* _課題一覧_
1. 回路製作の文章のうち、「ですが、マイコンの速度が十分」から「ドをつなげるのは常識ですね。」までの部分を一字一句たがえずに書き写してください。
2. 回路製作の文章は途中で終わっています。最後の文のあとに続く部分を書き足してください。

* _本文抜粋_
▬▬▬▬▬▬

電源部は工夫もなにもない至って標準的な回路です。マイコン、ポテンショメータは5V電源が必要なのに対し、アナログ部は正負の電源を確保しなければならないのでそれぞれ独立したトランス、回路を用意します。 

各々のトランスの出力はブリッチダイオードで整流され、コンデンサで平滑したのち三端子レギュレータでノイズを低減され出力されます。 

平滑用コンデンサには大きめの容量10000μFをつかいましたが、今回の用途ではそこまで大きい必要はないでしょう。おそらく1000μFでも問題はないかと。電解コンデンサは周波数特性がわるいのでセラミックコンデンサを抱かせます。 

デジタル部も至ってシンプルです。1つのマイコンでほとんど全ての仕事をしてもらっています。具体的には 

ロータリーエンコーダーの読み取り 
ボタンの読み取り 
液晶表示 
DS1806の駆動 

ですが、マイコンの速度が十分過ぎるくらい早いので(20MHz)全く問題ありません。 

アナログ部はいくらかこだわった作りになってます。入力から入ってきた音声信号は電源オフ時は直接出力に直結するようになっていますが、電源が投入されると入力と出力は切り離されイコライザ回路に接続されます。その役割を担っているのがリレーG5V-2です。サージ対策としてダイオードをつなげるのは常識ですね。 

ところでCDプレーヤーの入力信号レベルは約2Vppくらいなのですが、DS1806の入力端子の最大定格がマイナス側で0.5Vなので少しばかり危険です。そこで入力信号を1/6にして最終的に増幅するようにしました。ノイズレートが高くはなりますが致し方ないでしょう。

▬▬▬▬▬▬

* _抽出データ_
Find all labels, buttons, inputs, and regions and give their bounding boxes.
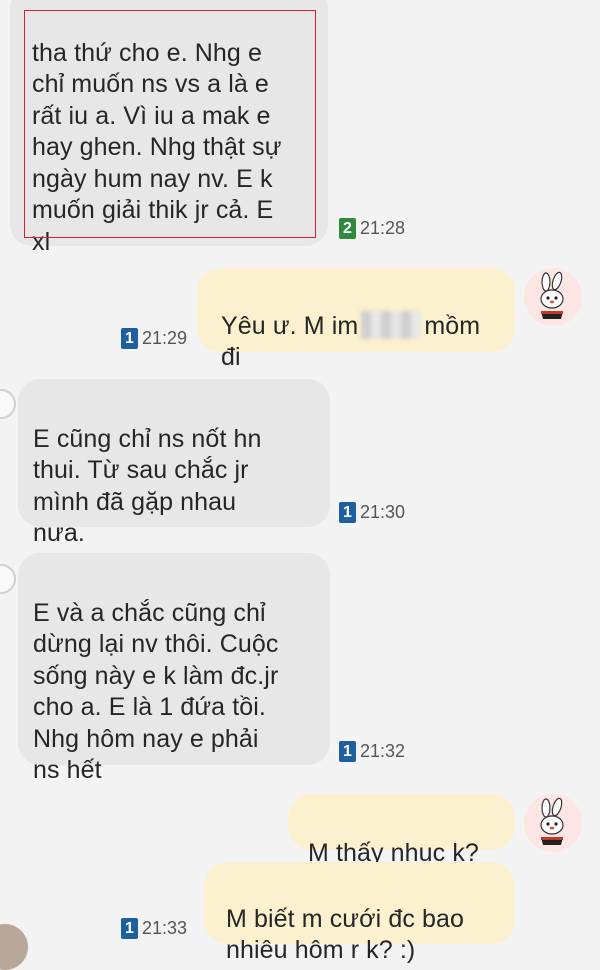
sim-card-icon: 1 [339,741,356,762]
contact-avatar-partial-1[interactable] [0,389,16,419]
message-bubble-outgoing-1[interactable]: Yêu ư. M im mồm đi [197,268,515,371]
censor-blur [361,310,422,339]
message-meta-1: 2 21:28 [339,218,405,239]
message-text: M biết m cưới đc bao nhiêu hôm r k? :) [226,904,464,965]
message-time: 21:32 [360,741,406,761]
bunny-magician-avatar-icon [540,797,564,845]
message-time: 21:33 [142,918,188,938]
contact-avatar-partial-2[interactable] [0,564,16,594]
sim-card-icon: 1 [121,918,138,939]
message-text: E cũng chỉ ns nốt hn thui. Từ sau chắc j… [33,424,262,548]
message-text: E và a chắc cũng chỉ dừng lại nv thôi. C… [33,598,279,785]
message-bubble-incoming-3[interactable]: E và a chắc cũng chỉ dừng lại nv thôi. C… [18,553,330,784]
contact-avatar-2[interactable] [524,794,582,852]
sim-card-icon: 1 [121,328,138,349]
contact-avatar-partial-3[interactable] [0,924,28,970]
sim-card-icon: 2 [339,218,356,239]
message-meta-3: 1 21:30 [339,502,405,523]
message-meta-2: 1 21:29 [121,328,187,349]
bunny-magician-avatar-icon [540,271,564,319]
message-meta-4: 1 21:32 [339,741,405,762]
sim-card-icon: 1 [339,502,356,523]
red-highlight-frame [24,10,316,238]
message-time: 21:30 [360,502,406,522]
message-time: 21:28 [360,218,406,238]
message-time: 21:29 [142,328,188,348]
message-bubble-outgoing-2[interactable]: M thấy nhục k? [288,794,515,867]
message-meta-6: 1 21:33 [121,918,187,939]
message-bubble-incoming-2[interactable]: E cũng chỉ ns nốt hn thui. Từ sau chắc j… [18,379,330,547]
message-bubble-outgoing-3[interactable]: M biết m cưới đc bao nhiêu hôm r k? :) [204,862,515,964]
contact-avatar-1[interactable] [524,268,582,326]
message-text-before: Yêu ư. M im [221,311,359,340]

▬▬▬▬▬▬

* _解答一覧_
1.
ですが、マイコンの速度が十分過ぎるくらい早いので(20MHz)全く問題ありません。 

アナログ部はいくらかこだわった作りになってます。入力から入ってきた音声信号は電源オフ時は直接出力に直結するようになっていますが、電源が投入されると入力と出力は切り離されイコライザ回路に接続されます。その役割を担っているのがリレーG5V-2です。サージ対策としてダイオードをつなげるのは常識ですね。

2.
入力信号は抵抗で分圧され、DS1806に入力されます。6CHにもわたる出力は各々63段階の設定が可能ですが、内部回路は抵抗と等価なのでインピーダンスが段階によって異なります。このままBPFを通すと周波数特性が乱れてしまうので各チャンネルボルテージフォロワをかませます。なお、NJM5532はボルテージフォロワで使う際は出力と-入力をショートさせてはならないとデータシートにあるので抵抗4,3kをかませています。OPアンプの種類によってはこの抵抗は省略可能です。ヴォルテージフォロワでインピーダンス変換された信号はまずLPF(ローパスフィルタ)で高域を除かれます。LPFを通過後信号は再びインピーダンス変換され、HPFを通過、最終的にミキシングされるという流れになっています。 

なお、BAND1とBAND6は各々20Hz以下、9kHz以上ということにしていますからHPF、LPFはそれぞれ不要です。 

回路図でピンク色で書いた部品は音質にクリティカルに関わってきますから、音響用の高級品を利用しました。そこは財布と相談ですね。 


ちなみに、フィルタの時定数は結構厳密な計算に基づいています。各バンドでのエネルギー和が等しくなるように設定されており、テーラ展開ー3次のオーダーまでエネルギー利得が平坦になるようにしました。 
(といっても位相が結構ずれるので本質的に重要かどうかといわれれば怪しいですが・・・) 
ま、その辺はわかる人だけわかればいいよね。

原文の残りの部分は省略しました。